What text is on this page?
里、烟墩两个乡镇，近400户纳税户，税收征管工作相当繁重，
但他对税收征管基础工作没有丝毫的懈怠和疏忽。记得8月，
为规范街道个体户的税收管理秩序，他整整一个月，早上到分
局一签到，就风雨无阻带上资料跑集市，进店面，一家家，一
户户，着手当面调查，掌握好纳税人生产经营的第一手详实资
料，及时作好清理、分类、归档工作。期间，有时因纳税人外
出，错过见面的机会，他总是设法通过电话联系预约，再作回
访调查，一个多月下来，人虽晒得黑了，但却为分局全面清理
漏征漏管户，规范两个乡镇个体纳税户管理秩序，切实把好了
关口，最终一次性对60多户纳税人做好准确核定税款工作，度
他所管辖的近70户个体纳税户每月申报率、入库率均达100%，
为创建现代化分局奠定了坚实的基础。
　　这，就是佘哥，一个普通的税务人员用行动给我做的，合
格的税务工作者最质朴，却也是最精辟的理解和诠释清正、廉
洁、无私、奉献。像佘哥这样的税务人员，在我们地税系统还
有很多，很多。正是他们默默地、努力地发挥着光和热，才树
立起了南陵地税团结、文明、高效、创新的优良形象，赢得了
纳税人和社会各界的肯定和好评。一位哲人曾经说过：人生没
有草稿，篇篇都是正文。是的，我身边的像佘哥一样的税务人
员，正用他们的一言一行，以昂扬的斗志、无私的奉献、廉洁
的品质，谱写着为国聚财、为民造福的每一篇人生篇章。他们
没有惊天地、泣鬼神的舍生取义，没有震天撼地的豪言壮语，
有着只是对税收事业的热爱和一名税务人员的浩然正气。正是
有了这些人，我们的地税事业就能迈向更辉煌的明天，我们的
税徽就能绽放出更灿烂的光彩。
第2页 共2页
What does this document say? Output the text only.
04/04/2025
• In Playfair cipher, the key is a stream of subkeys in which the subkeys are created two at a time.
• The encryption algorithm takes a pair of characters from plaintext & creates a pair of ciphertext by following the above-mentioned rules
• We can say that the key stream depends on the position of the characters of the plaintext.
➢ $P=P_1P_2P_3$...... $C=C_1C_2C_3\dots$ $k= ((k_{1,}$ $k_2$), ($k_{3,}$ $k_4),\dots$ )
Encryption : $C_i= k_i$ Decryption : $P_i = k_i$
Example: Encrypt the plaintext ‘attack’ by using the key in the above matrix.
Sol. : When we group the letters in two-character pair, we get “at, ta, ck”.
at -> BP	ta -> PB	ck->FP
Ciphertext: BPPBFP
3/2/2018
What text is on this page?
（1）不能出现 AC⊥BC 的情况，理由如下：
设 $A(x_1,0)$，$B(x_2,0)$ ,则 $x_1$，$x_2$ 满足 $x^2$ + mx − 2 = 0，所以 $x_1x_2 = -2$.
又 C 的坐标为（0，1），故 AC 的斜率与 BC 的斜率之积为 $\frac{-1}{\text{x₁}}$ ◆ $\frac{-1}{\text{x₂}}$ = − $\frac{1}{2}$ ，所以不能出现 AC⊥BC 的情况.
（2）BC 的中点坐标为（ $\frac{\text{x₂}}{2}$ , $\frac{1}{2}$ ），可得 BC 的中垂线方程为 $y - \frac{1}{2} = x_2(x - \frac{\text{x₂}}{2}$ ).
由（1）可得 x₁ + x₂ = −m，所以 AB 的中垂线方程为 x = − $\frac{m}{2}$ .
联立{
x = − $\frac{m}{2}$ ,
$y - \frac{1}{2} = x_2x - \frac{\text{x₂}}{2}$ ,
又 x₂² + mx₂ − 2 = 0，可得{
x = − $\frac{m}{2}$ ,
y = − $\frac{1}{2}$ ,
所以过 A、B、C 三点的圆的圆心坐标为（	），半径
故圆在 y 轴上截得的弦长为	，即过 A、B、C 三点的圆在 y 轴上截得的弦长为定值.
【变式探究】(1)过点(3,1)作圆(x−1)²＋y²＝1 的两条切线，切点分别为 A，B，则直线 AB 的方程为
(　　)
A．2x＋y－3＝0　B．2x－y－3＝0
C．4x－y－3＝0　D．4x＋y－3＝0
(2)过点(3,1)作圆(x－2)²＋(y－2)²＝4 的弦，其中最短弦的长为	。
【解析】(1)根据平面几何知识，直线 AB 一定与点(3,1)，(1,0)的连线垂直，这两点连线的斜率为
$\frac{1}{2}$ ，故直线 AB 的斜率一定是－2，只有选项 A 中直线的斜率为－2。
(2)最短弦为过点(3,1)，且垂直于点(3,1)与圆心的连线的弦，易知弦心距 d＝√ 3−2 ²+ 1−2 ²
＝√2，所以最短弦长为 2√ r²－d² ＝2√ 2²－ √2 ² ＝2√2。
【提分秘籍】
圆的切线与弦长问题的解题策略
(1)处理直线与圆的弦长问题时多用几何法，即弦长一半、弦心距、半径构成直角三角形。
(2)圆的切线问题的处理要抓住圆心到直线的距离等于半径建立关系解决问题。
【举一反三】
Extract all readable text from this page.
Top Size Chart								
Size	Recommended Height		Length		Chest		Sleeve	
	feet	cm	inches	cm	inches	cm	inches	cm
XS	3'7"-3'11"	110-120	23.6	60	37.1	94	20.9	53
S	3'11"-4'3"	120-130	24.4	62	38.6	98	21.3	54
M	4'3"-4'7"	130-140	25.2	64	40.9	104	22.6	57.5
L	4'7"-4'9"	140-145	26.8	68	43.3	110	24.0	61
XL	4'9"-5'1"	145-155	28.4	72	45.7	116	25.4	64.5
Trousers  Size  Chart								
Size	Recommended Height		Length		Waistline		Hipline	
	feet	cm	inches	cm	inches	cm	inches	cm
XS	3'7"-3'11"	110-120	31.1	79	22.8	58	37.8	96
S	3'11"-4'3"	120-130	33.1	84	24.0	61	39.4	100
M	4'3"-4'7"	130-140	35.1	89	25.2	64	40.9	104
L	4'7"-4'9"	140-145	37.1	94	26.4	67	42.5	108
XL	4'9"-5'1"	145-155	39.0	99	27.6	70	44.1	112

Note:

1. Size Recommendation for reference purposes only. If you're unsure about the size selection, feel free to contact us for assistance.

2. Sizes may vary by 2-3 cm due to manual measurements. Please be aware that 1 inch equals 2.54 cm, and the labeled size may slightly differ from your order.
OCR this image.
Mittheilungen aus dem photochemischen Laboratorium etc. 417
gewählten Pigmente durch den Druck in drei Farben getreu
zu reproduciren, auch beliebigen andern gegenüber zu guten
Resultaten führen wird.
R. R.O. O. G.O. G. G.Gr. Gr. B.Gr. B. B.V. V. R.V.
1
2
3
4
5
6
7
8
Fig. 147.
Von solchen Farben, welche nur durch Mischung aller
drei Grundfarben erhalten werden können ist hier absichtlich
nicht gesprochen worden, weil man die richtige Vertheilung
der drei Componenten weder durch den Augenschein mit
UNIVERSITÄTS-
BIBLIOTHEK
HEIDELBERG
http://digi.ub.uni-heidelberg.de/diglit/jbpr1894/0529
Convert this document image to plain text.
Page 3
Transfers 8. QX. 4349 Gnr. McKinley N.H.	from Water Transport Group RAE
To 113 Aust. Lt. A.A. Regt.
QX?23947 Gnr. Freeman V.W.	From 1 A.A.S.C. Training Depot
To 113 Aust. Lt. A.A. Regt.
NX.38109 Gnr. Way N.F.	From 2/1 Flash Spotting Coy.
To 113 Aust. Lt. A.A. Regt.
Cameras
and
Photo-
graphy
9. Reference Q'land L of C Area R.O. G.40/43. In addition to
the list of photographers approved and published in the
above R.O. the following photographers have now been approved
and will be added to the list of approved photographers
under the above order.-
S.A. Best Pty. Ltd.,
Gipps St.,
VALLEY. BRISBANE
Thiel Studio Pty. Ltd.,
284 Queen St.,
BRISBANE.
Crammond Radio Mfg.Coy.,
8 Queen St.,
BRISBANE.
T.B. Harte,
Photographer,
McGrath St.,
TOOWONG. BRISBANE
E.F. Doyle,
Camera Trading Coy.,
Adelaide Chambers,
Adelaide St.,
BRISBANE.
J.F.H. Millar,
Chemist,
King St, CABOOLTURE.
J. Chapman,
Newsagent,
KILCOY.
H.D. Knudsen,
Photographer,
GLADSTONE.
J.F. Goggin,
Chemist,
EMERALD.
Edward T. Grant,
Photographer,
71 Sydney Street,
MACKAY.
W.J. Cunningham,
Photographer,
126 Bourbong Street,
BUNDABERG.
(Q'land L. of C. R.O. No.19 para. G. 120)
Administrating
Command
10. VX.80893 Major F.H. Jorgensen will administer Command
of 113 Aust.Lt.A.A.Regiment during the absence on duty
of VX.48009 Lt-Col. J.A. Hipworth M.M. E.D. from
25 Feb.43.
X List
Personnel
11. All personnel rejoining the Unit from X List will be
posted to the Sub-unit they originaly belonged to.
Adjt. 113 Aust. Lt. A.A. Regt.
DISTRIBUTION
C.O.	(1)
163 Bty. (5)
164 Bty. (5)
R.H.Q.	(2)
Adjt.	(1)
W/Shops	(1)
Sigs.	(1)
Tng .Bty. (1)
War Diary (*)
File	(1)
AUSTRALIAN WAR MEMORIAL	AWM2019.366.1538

__WORK INSTRUCTIONS__
Provide only the number of lines in the records containing the string "的中垂线方程为".

__ANSWER BELOW__
2